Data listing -

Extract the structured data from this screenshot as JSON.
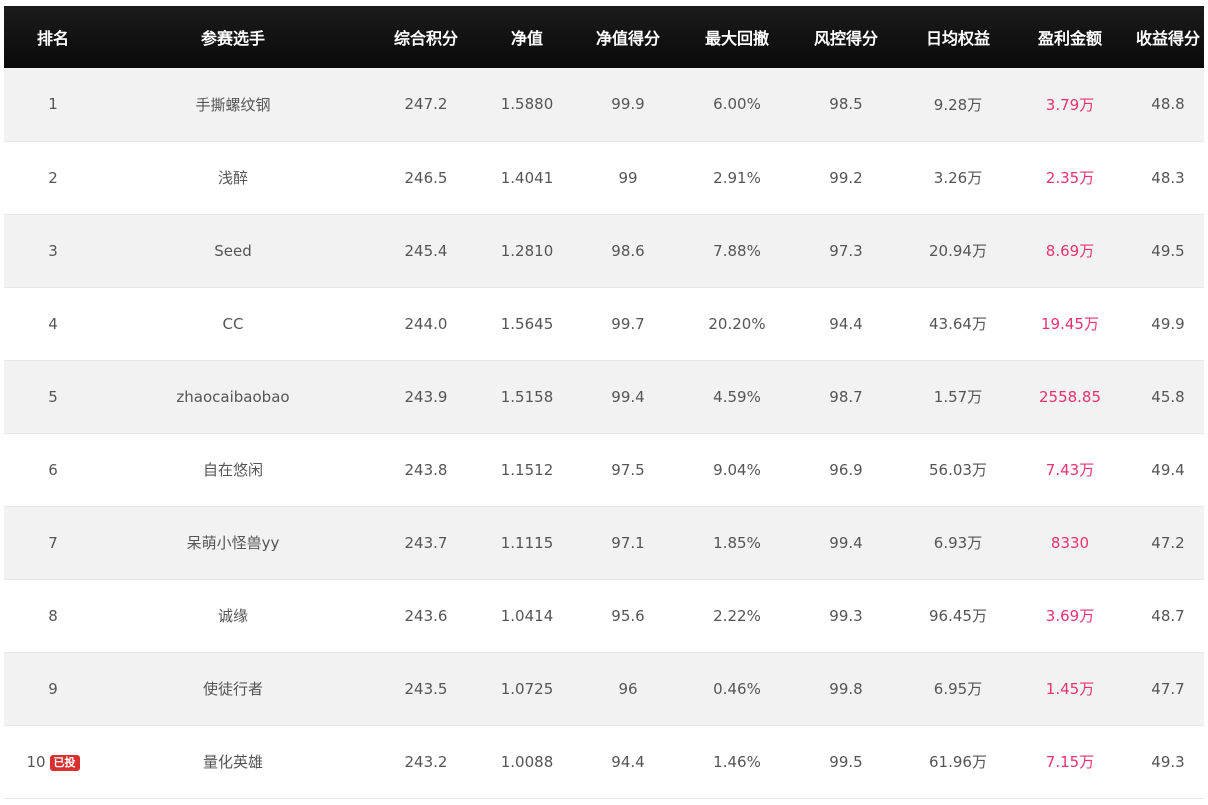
{
  "headers": [
    "排名",
    "参赛选手",
    "综合积分",
    "净值",
    "净值得分",
    "最大回撤",
    "风控得分",
    "日均权益",
    "盈利金额",
    "收益得分"
  ],
  "rows": [
    {
      "rank": "1",
      "badge": "",
      "name": "手撕螺纹钢",
      "score": "247.2",
      "nav": "1.5880",
      "nav_score": "99.9",
      "drawdown": "6.00%",
      "risk_score": "98.5",
      "avg_equity": "9.28万",
      "profit": "3.79万",
      "return_score": "48.8"
    },
    {
      "rank": "2",
      "badge": "",
      "name": "浅醉",
      "score": "246.5",
      "nav": "1.4041",
      "nav_score": "99",
      "drawdown": "2.91%",
      "risk_score": "99.2",
      "avg_equity": "3.26万",
      "profit": "2.35万",
      "return_score": "48.3"
    },
    {
      "rank": "3",
      "badge": "",
      "name": "Seed",
      "score": "245.4",
      "nav": "1.2810",
      "nav_score": "98.6",
      "drawdown": "7.88%",
      "risk_score": "97.3",
      "avg_equity": "20.94万",
      "profit": "8.69万",
      "return_score": "49.5"
    },
    {
      "rank": "4",
      "badge": "",
      "name": "CC",
      "score": "244.0",
      "nav": "1.5645",
      "nav_score": "99.7",
      "drawdown": "20.20%",
      "risk_score": "94.4",
      "avg_equity": "43.64万",
      "profit": "19.45万",
      "return_score": "49.9"
    },
    {
      "rank": "5",
      "badge": "",
      "name": "zhaocaibaobao",
      "score": "243.9",
      "nav": "1.5158",
      "nav_score": "99.4",
      "drawdown": "4.59%",
      "risk_score": "98.7",
      "avg_equity": "1.57万",
      "profit": "2558.85",
      "return_score": "45.8"
    },
    {
      "rank": "6",
      "badge": "",
      "name": "自在悠闲",
      "score": "243.8",
      "nav": "1.1512",
      "nav_score": "97.5",
      "drawdown": "9.04%",
      "risk_score": "96.9",
      "avg_equity": "56.03万",
      "profit": "7.43万",
      "return_score": "49.4"
    },
    {
      "rank": "7",
      "badge": "",
      "name": "呆萌小怪兽yy",
      "score": "243.7",
      "nav": "1.1115",
      "nav_score": "97.1",
      "drawdown": "1.85%",
      "risk_score": "99.4",
      "avg_equity": "6.93万",
      "profit": "8330",
      "return_score": "47.2"
    },
    {
      "rank": "8",
      "badge": "",
      "name": "诚缘",
      "score": "243.6",
      "nav": "1.0414",
      "nav_score": "95.6",
      "drawdown": "2.22%",
      "risk_score": "99.3",
      "avg_equity": "96.45万",
      "profit": "3.69万",
      "return_score": "48.7"
    },
    {
      "rank": "9",
      "badge": "",
      "name": "使徒行者",
      "score": "243.5",
      "nav": "1.0725",
      "nav_score": "96",
      "drawdown": "0.46%",
      "risk_score": "99.8",
      "avg_equity": "6.95万",
      "profit": "1.45万",
      "return_score": "47.7"
    },
    {
      "rank": "10",
      "badge": "已投",
      "name": "量化英雄",
      "score": "243.2",
      "nav": "1.0088",
      "nav_score": "94.4",
      "drawdown": "1.46%",
      "risk_score": "99.5",
      "avg_equity": "61.96万",
      "profit": "7.15万",
      "return_score": "49.3"
    }
  ],
  "colors": {
    "header_bg": "#111111",
    "header_text": "#ffffff",
    "row_stripe": "#f2f2f2",
    "profit_text": "#e8336e",
    "badge_bg": "#d9302f"
  }
}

WHAT NEEDS TO BE DONE - Copy all lines from the material that hold "name".

SOLUTION TO THIS PROBLEM -
      "name": "手撕螺纹钢",
      "name": "浅醉",
      "name": "Seed",
      "name": "CC",
      "name": "zhaocaibaobao",
      "name": "自在悠闲",
      "name": "呆萌小怪兽yy",
      "name": "诚缘",
      "name": "使徒行者",
      "name": "量化英雄",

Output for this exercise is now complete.